DATA SHOWN: Begin
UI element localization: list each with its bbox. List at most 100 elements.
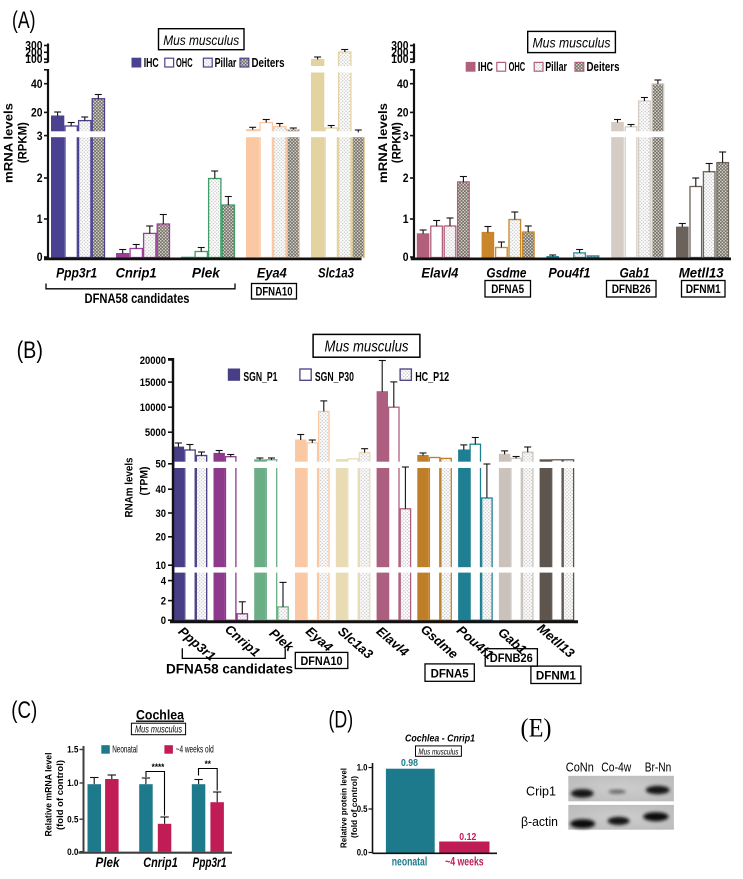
svg-text:Ppp3r1: Ppp3r1	[193, 854, 227, 870]
svg-text:100: 100	[391, 52, 408, 66]
svg-text:0.5: 0.5	[67, 814, 79, 825]
svg-text:Relative protein level: Relative protein level	[339, 768, 348, 848]
svg-text:Mus musculus: Mus musculus	[418, 746, 459, 756]
svg-text:DFNM1: DFNM1	[686, 284, 722, 296]
svg-text:Pillar: Pillar	[545, 60, 567, 74]
svg-text:DFNA10: DFNA10	[301, 656, 343, 668]
svg-text:~4 weeks: ~4 weeks	[445, 855, 484, 869]
svg-text:β-actin: β-actin	[521, 814, 558, 829]
svg-text:Plek: Plek	[192, 265, 221, 281]
svg-text:Slc1a3: Slc1a3	[318, 265, 354, 281]
svg-text:200: 200	[25, 45, 42, 59]
svg-text:Cochlea - Cnrip1: Cochlea - Cnrip1	[405, 733, 475, 745]
svg-text:2: 2	[37, 171, 43, 185]
svg-text:(RPKM): (RPKM)	[15, 122, 29, 163]
svg-text:Cochlea: Cochlea	[136, 707, 184, 723]
svg-text:2: 2	[403, 171, 409, 185]
svg-text:DFNA58 candidates: DFNA58 candidates	[85, 290, 190, 306]
svg-text:DFNA10: DFNA10	[256, 286, 293, 298]
svg-text:40: 40	[156, 484, 167, 496]
svg-text:DFNA5: DFNA5	[431, 668, 470, 680]
svg-text:Crip1: Crip1	[526, 784, 556, 799]
svg-text:0.0: 0.0	[67, 847, 78, 858]
svg-text:40: 40	[397, 77, 409, 91]
svg-text:Mus musculus: Mus musculus	[533, 35, 611, 51]
svg-text:Deiters: Deiters	[252, 56, 285, 70]
svg-text:HC_P12: HC_P12	[415, 369, 449, 384]
svg-text:Deiters: Deiters	[587, 60, 620, 74]
svg-text:20: 20	[397, 106, 409, 120]
svg-text:0: 0	[403, 250, 409, 264]
svg-text:30: 30	[156, 508, 167, 520]
svg-text:3: 3	[403, 129, 409, 143]
svg-text:(fold of control): (fold of control)	[350, 776, 359, 838]
svg-text:mRNA levels: mRNA levels	[376, 103, 390, 183]
svg-text:40: 40	[31, 77, 43, 91]
svg-text:mRNA levels: mRNA levels	[1, 103, 15, 183]
svg-text:0.5: 0.5	[357, 804, 368, 814]
svg-text:Pou4f1: Pou4f1	[548, 265, 590, 281]
svg-text:5000: 5000	[145, 427, 166, 439]
svg-text:Neonatal: Neonatal	[112, 745, 138, 756]
svg-text:20: 20	[31, 106, 43, 120]
svg-text:Cnrip1: Cnrip1	[143, 854, 178, 870]
svg-text:(TPM): (TPM)	[138, 466, 150, 495]
svg-text:15000: 15000	[140, 377, 166, 389]
svg-text:1.5: 1.5	[67, 745, 79, 756]
svg-text:Ppp3r1: Ppp3r1	[56, 265, 97, 281]
svg-text:20000: 20000	[140, 355, 166, 367]
svg-text:DFNM1: DFNM1	[536, 671, 577, 683]
svg-text:(RPKM): (RPKM)	[389, 122, 403, 163]
svg-text:Mus musculus: Mus musculus	[325, 338, 409, 355]
svg-text:300: 300	[25, 39, 42, 53]
svg-text:Pillar: Pillar	[215, 56, 237, 70]
svg-text:neonatal: neonatal	[392, 855, 428, 869]
svg-text:0: 0	[37, 250, 43, 264]
svg-text:DFNB26: DFNB26	[612, 284, 651, 296]
svg-text:4: 4	[161, 575, 167, 587]
svg-text:DFNA58 candidates: DFNA58 candidates	[166, 661, 293, 677]
svg-text:10000: 10000	[140, 402, 166, 414]
svg-text:(C): (C)	[11, 697, 37, 724]
svg-text:200: 200	[391, 45, 408, 59]
svg-text:Metll13: Metll13	[679, 265, 724, 281]
svg-text:SGN_P1: SGN_P1	[243, 369, 277, 384]
svg-text:0.12: 0.12	[459, 831, 476, 843]
svg-text:100: 100	[25, 52, 42, 66]
svg-text:1: 1	[37, 212, 43, 226]
svg-text:CoNn: CoNn	[566, 760, 594, 774]
svg-text:Plek: Plek	[96, 854, 121, 870]
svg-text:Eya4: Eya4	[257, 265, 287, 281]
svg-text:****: ****	[152, 762, 165, 773]
svg-text:2: 2	[161, 595, 166, 607]
svg-text:RNAm levels: RNAm levels	[123, 458, 135, 518]
svg-text:(fold of control): (fold of control)	[56, 760, 66, 830]
svg-text:Relative mRNA level: Relative mRNA level	[44, 752, 54, 836]
svg-text:(A): (A)	[12, 7, 36, 34]
svg-text:~4 weeks old: ~4 weeks old	[176, 745, 214, 756]
svg-text:(E): (E)	[521, 714, 552, 743]
svg-text:(B): (B)	[17, 337, 43, 364]
svg-text:Mus musculus: Mus musculus	[163, 32, 239, 48]
svg-text:1.0: 1.0	[67, 778, 78, 789]
svg-text:IHC: IHC	[478, 60, 493, 74]
svg-text:DFNB26: DFNB26	[490, 653, 533, 665]
svg-text:0.98: 0.98	[401, 757, 418, 769]
svg-text:OHC: OHC	[176, 56, 193, 70]
svg-text:Gsdme: Gsdme	[486, 265, 526, 281]
svg-text:Elavl4: Elavl4	[421, 265, 458, 281]
svg-text:10: 10	[156, 560, 167, 572]
svg-text:IHC: IHC	[144, 56, 159, 70]
svg-text:SGN_P30: SGN_P30	[315, 369, 354, 384]
svg-text:0: 0	[161, 615, 166, 627]
svg-text:Br-Nn: Br-Nn	[645, 760, 672, 774]
svg-text:**: **	[205, 759, 212, 770]
svg-text:300: 300	[391, 39, 408, 53]
svg-text:(D): (D)	[329, 707, 354, 734]
svg-text:Mus musculus: Mus musculus	[135, 725, 182, 736]
svg-text:1.0: 1.0	[357, 763, 368, 773]
svg-text:Cnrip1: Cnrip1	[116, 265, 157, 281]
svg-text:Co-4w: Co-4w	[601, 760, 632, 774]
svg-text:1: 1	[403, 212, 409, 226]
svg-text:3: 3	[37, 129, 43, 143]
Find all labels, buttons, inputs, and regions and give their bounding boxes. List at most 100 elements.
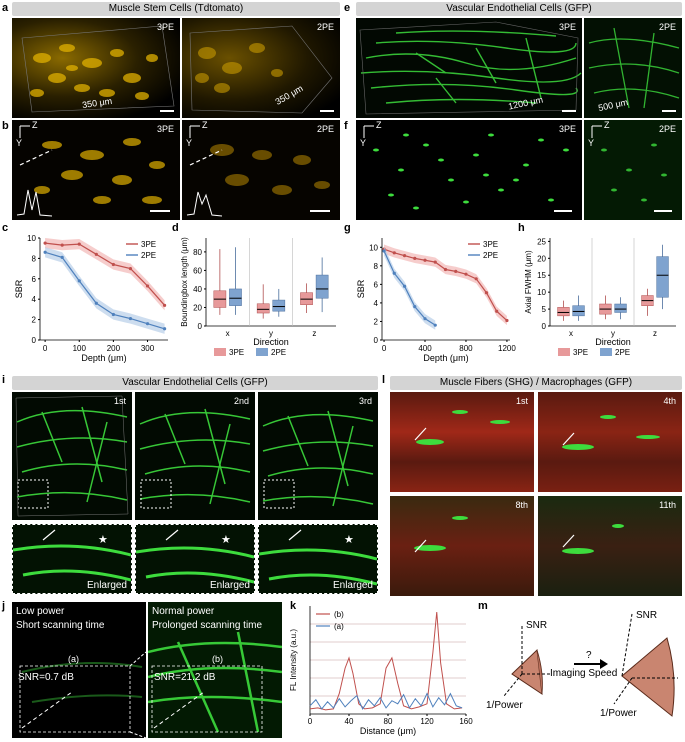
DATA SHOWN: End
#### WHAT YOU ARE ASKED TO DO:
Copy out all lines above that include the string "Deiters".

#### REPLY:
svg-text:Deiters: Deiters	[252, 56, 285, 70]
svg-text:Deiters: Deiters	[587, 60, 620, 74]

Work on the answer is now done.